EXERCISE DETAILS:
Reproduce this listing in full.

INPUT RECORDS:
• • •

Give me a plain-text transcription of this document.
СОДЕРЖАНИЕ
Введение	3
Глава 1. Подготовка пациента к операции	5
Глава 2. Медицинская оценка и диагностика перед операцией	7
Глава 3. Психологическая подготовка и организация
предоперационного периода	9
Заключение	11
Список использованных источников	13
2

• • •

TASK RESULT:
Give me a plain-text transcription of this document.
СОДЕРЖАНИЕ
Введение	3
Глава 1. Подготовка пациента к операции	5
Глава 2. Медицинская оценка и диагностика перед операцией	7
Глава 3. Психологическая подготовка и организация
предоперационного периода	9
Заключение	11
Список использованных источников	13
2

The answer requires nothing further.